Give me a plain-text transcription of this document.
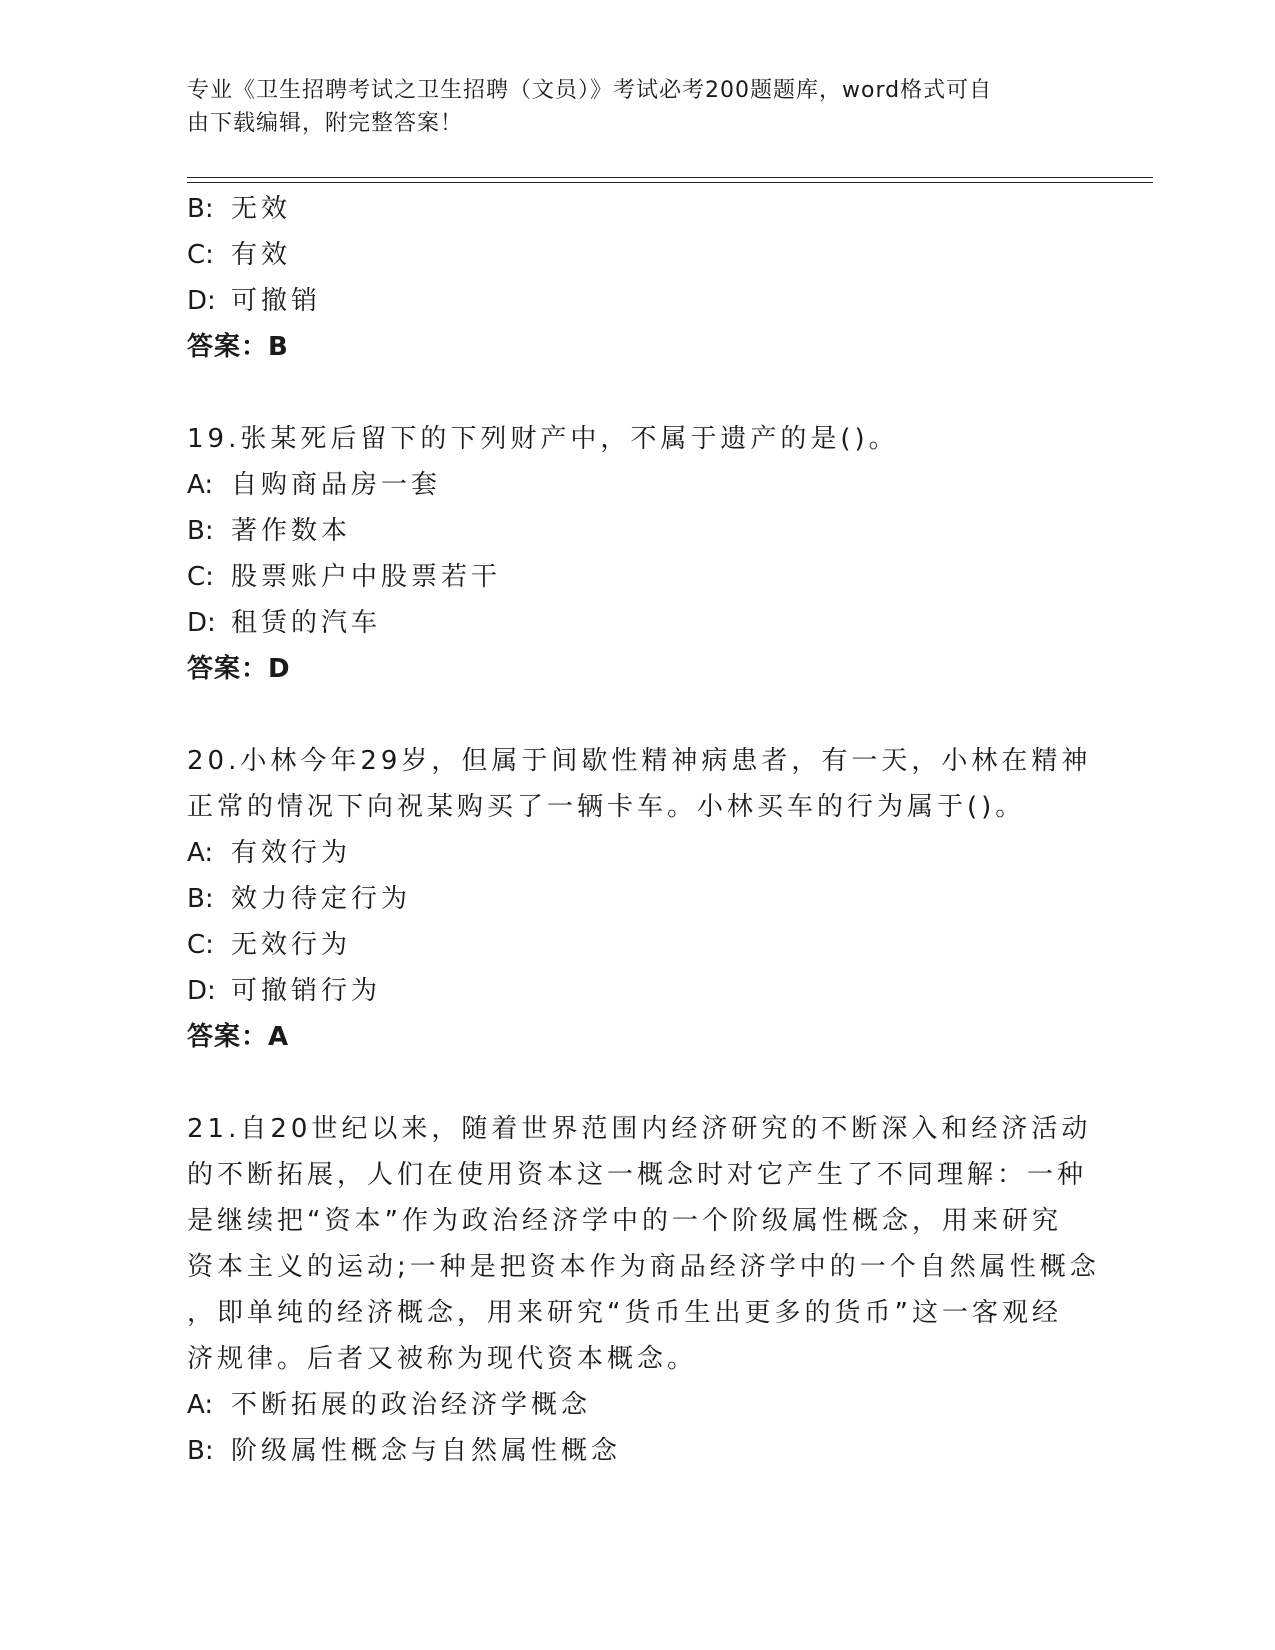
专业《卫生招聘考试之卫生招聘（文员）》考试必考200题题库，word格式可自
由下载编辑，附完整答案！
B: 无效
C: 有效
D: 可撤销
答案：B
19.张某死后留下的下列财产中，不属于遗产的是()。
A: 自购商品房一套
B: 著作数本
C: 股票账户中股票若干
D: 租赁的汽车
答案：D
20.小林今年29岁，但属于间歇性精神病患者，有一天，小林在精神
正常的情况下向祝某购买了一辆卡车。小林买车的行为属于()。
A: 有效行为
B: 效力待定行为
C: 无效行为
D: 可撤销行为
答案：A
21.自20世纪以来，随着世界范围内经济研究的不断深入和经济活动
的不断拓展，人们在使用资本这一概念时对它产生了不同理解：一种
是继续把“资本”作为政治经济学中的一个阶级属性概念，用来研究
资本主义的运动;一种是把资本作为商品经济学中的一个自然属性概念
，即单纯的经济概念，用来研究“货币生出更多的货币”这一客观经
济规律。后者又被称为现代资本概念。
A: 不断拓展的政治经济学概念
B: 阶级属性概念与自然属性概念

-- -- --

▸ **Challenge**
Write out every record above exactly as it stands, but leave out the pictures.

▸ **Completed task**
Give me a plain-text transcription of this document.
专业《卫生招聘考试之卫生招聘（文员）》考试必考200题题库，word格式可自
由下载编辑，附完整答案！
B: 无效
C: 有效
D: 可撤销
答案：B
19.张某死后留下的下列财产中，不属于遗产的是()。
A: 自购商品房一套
B: 著作数本
C: 股票账户中股票若干
D: 租赁的汽车
答案：D
20.小林今年29岁，但属于间歇性精神病患者，有一天，小林在精神
正常的情况下向祝某购买了一辆卡车。小林买车的行为属于()。
A: 有效行为
B: 效力待定行为
C: 无效行为
D: 可撤销行为
答案：A
21.自20世纪以来，随着世界范围内经济研究的不断深入和经济活动
的不断拓展，人们在使用资本这一概念时对它产生了不同理解：一种
是继续把“资本”作为政治经济学中的一个阶级属性概念，用来研究
资本主义的运动;一种是把资本作为商品经济学中的一个自然属性概念
，即单纯的经济概念，用来研究“货币生出更多的货币”这一客观经
济规律。后者又被称为现代资本概念。
A: 不断拓展的政治经济学概念
B: 阶级属性概念与自然属性概念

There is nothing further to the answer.